▶ [What this task involves]
Copy out each line exactly as it appears.
[Start of Dataset entries]
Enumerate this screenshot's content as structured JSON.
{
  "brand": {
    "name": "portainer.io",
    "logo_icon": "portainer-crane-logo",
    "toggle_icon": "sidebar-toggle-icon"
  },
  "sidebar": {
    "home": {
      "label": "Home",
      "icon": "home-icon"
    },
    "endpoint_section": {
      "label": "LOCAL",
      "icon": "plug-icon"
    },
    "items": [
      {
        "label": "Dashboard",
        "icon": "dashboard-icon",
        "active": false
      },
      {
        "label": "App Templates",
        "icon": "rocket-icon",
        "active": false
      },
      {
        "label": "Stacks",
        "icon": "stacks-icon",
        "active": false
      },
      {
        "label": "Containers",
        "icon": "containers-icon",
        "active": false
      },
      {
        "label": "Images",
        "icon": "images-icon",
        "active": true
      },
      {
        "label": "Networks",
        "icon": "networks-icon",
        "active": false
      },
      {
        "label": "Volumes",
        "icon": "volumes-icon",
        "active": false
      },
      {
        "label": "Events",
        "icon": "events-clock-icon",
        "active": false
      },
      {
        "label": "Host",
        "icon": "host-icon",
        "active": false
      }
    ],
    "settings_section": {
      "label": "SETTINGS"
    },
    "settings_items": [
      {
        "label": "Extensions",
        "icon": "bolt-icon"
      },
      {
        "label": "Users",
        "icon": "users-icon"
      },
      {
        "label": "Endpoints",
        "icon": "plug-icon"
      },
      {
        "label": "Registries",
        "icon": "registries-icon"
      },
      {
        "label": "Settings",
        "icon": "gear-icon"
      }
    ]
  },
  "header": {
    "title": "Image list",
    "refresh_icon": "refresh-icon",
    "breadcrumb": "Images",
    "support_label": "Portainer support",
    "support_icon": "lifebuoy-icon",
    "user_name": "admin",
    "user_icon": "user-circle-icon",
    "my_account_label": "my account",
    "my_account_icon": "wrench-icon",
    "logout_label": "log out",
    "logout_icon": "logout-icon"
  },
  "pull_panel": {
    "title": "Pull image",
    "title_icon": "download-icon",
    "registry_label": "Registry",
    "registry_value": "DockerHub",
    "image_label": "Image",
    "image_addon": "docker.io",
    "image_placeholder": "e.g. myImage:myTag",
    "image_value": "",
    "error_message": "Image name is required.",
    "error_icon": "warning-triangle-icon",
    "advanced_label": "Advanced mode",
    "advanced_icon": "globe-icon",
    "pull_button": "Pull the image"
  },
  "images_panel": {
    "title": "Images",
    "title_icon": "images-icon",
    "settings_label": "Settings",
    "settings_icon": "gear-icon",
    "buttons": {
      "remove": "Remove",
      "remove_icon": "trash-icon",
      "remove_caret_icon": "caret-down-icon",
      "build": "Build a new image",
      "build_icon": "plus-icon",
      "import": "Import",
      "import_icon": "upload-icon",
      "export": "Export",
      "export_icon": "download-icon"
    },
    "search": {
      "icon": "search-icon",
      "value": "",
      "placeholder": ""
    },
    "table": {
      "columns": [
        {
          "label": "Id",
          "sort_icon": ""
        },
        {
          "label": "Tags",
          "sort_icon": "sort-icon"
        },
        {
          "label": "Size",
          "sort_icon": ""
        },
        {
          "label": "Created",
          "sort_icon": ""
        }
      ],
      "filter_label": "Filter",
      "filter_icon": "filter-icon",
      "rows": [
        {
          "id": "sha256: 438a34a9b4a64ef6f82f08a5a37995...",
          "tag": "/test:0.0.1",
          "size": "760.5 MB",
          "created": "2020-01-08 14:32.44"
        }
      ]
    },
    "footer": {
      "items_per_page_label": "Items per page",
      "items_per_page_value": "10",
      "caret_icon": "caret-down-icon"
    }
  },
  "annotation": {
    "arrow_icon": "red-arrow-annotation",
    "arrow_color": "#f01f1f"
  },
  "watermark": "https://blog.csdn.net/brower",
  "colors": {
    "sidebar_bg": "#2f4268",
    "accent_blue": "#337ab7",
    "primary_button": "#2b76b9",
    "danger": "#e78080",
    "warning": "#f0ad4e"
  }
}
[End of Dataset entries]
▶ [Solution for this problem]
Enumerate this screenshot's content as structured JSON.
{
  "brand": {
    "name": "portainer.io",
    "logo_icon": "portainer-crane-logo",
    "toggle_icon": "sidebar-toggle-icon"
  },
  "sidebar": {
    "home": {
      "label": "Home",
      "icon": "home-icon"
    },
    "endpoint_section": {
      "label": "LOCAL",
      "icon": "plug-icon"
    },
    "items": [
      {
        "label": "Dashboard",
        "icon": "dashboard-icon",
        "active": false
      },
      {
        "label": "App Templates",
        "icon": "rocket-icon",
        "active": false
      },
      {
        "label": "Stacks",
        "icon": "stacks-icon",
        "active": false
      },
      {
        "label": "Containers",
        "icon": "containers-icon",
        "active": false
      },
      {
        "label": "Images",
        "icon": "images-icon",
        "active": true
      },
      {
        "label": "Networks",
        "icon": "networks-icon",
        "active": false
      },
      {
        "label": "Volumes",
        "icon": "volumes-icon",
        "active": false
      },
      {
        "label": "Events",
        "icon": "events-clock-icon",
        "active": false
      },
      {
        "label": "Host",
        "icon": "host-icon",
        "active": false
      }
    ],
    "settings_section": {
      "label": "SETTINGS"
    },
    "settings_items": [
      {
        "label": "Extensions",
        "icon": "bolt-icon"
      },
      {
        "label": "Users",
        "icon": "users-icon"
      },
      {
        "label": "Endpoints",
        "icon": "plug-icon"
      },
      {
        "label": "Registries",
        "icon": "registries-icon"
      },
      {
        "label": "Settings",
        "icon": "gear-icon"
      }
    ]
  },
  "header": {
    "title": "Image list",
    "refresh_icon": "refresh-icon",
    "breadcrumb": "Images",
    "support_label": "Portainer support",
    "support_icon": "lifebuoy-icon",
    "user_name": "admin",
    "user_icon": "user-circle-icon",
    "my_account_label": "my account",
    "my_account_icon": "wrench-icon",
    "logout_label": "log out",
    "logout_icon": "logout-icon"
  },
  "pull_panel": {
    "title": "Pull image",
    "title_icon": "download-icon",
    "registry_label": "Registry",
    "registry_value": "DockerHub",
    "image_label": "Image",
    "image_addon": "docker.io",
    "image_placeholder": "e.g. myImage:myTag",
    "image_value": "",
    "error_message": "Image name is required.",
    "error_icon": "warning-triangle-icon",
    "advanced_label": "Advanced mode",
    "advanced_icon": "globe-icon",
    "pull_button": "Pull the image"
  },
  "images_panel": {
    "title": "Images",
    "title_icon": "images-icon",
    "settings_label": "Settings",
    "settings_icon": "gear-icon",
    "buttons": {
      "remove": "Remove",
      "remove_icon": "trash-icon",
      "remove_caret_icon": "caret-down-icon",
      "build": "Build a new image",
      "build_icon": "plus-icon",
      "import": "Import",
      "import_icon": "upload-icon",
      "export": "Export",
      "export_icon": "download-icon"
    },
    "search": {
      "icon": "search-icon",
      "value": "",
      "placeholder": ""
    },
    "table": {
      "columns": [
        {
          "label": "Id",
          "sort_icon": ""
        },
        {
          "label": "Tags",
          "sort_icon": "sort-icon"
        },
        {
          "label": "Size",
          "sort_icon": ""
        },
        {
          "label": "Created",
          "sort_icon": ""
        }
      ],
      "filter_label": "Filter",
      "filter_icon": "filter-icon",
      "rows": [
        {
          "id": "sha256: 438a34a9b4a64ef6f82f08a5a37995...",
          "tag": "/test:0.0.1",
          "size": "760.5 MB",
          "created": "2020-01-08 14:32.44"
        }
      ]
    },
    "footer": {
      "items_per_page_label": "Items per page",
      "items_per_page_value": "10",
      "caret_icon": "caret-down-icon"
    }
  },
  "annotation": {
    "arrow_icon": "red-arrow-annotation",
    "arrow_color": "#f01f1f"
  },
  "watermark": "https://blog.csdn.net/brower",
  "colors": {
    "sidebar_bg": "#2f4268",
    "accent_blue": "#337ab7",
    "primary_button": "#2b76b9",
    "danger": "#e78080",
    "warning": "#f0ad4e"
  }
}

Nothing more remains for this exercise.